[What to work on]
Read the listing below and copy out every line that holds "into".

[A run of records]

# # # # #

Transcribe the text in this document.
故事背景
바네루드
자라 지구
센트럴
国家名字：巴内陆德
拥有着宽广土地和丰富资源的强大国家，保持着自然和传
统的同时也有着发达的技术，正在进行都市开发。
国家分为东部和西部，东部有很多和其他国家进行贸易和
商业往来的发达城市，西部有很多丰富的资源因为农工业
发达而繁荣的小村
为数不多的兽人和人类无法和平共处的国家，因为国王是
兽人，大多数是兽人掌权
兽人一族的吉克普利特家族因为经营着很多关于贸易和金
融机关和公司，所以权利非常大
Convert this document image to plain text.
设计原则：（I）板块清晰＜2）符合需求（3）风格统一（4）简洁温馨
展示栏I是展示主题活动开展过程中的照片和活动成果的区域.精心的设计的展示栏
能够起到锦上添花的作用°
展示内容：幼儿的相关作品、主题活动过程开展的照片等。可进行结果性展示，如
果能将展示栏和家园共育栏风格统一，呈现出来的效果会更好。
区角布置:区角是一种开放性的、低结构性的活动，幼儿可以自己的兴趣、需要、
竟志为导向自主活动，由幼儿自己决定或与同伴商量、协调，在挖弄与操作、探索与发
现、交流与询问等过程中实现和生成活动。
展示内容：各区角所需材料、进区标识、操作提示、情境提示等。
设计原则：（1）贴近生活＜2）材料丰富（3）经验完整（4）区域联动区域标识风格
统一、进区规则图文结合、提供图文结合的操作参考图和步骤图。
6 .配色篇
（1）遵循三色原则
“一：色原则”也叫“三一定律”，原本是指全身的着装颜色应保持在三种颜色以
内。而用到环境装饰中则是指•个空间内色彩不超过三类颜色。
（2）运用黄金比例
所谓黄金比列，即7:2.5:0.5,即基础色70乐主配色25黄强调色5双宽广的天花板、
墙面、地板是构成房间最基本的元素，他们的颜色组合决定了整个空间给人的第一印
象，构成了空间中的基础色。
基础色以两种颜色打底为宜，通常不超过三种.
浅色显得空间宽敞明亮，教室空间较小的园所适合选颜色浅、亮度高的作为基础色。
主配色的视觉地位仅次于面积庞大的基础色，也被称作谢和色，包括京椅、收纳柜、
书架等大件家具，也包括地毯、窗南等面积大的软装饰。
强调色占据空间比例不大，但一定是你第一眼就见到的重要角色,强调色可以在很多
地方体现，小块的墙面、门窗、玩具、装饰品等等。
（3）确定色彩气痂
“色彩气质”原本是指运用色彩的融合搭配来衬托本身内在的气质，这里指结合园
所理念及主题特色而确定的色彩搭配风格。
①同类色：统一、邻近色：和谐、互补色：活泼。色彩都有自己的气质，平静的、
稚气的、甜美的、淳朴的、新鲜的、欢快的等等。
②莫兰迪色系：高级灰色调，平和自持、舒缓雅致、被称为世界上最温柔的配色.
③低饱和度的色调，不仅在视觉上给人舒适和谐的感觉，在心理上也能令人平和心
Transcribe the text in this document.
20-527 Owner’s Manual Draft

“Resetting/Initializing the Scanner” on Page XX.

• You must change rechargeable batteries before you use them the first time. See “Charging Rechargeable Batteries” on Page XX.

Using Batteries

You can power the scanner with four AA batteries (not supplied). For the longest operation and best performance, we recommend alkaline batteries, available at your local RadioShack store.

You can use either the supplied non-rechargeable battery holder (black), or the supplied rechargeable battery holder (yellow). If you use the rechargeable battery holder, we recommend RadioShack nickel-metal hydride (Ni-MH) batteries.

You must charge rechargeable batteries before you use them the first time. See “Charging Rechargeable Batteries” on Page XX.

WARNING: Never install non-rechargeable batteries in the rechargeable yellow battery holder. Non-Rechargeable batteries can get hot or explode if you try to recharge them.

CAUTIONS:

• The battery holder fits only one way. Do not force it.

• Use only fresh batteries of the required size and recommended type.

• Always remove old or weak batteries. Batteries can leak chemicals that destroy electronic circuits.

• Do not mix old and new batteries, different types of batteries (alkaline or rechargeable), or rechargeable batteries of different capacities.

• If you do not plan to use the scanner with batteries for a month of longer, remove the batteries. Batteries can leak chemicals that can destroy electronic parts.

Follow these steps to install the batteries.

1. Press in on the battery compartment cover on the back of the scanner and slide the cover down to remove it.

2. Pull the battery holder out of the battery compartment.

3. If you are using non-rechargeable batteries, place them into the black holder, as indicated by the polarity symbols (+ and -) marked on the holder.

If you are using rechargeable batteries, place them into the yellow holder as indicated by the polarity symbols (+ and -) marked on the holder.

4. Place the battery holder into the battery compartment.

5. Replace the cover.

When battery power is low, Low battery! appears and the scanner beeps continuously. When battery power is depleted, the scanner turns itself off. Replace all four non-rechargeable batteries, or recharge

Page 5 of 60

# # # # #

[Right answer]
3. If you are using non-rechargeable batteries, place them into the black holder, as indicated by the polarity symbols (+ and -) marked on the holder.
If you are using rechargeable batteries, place them into the yellow holder as indicated by the polarity symbols (+ and -) marked on the holder.
4. Place the battery holder into the battery compartment.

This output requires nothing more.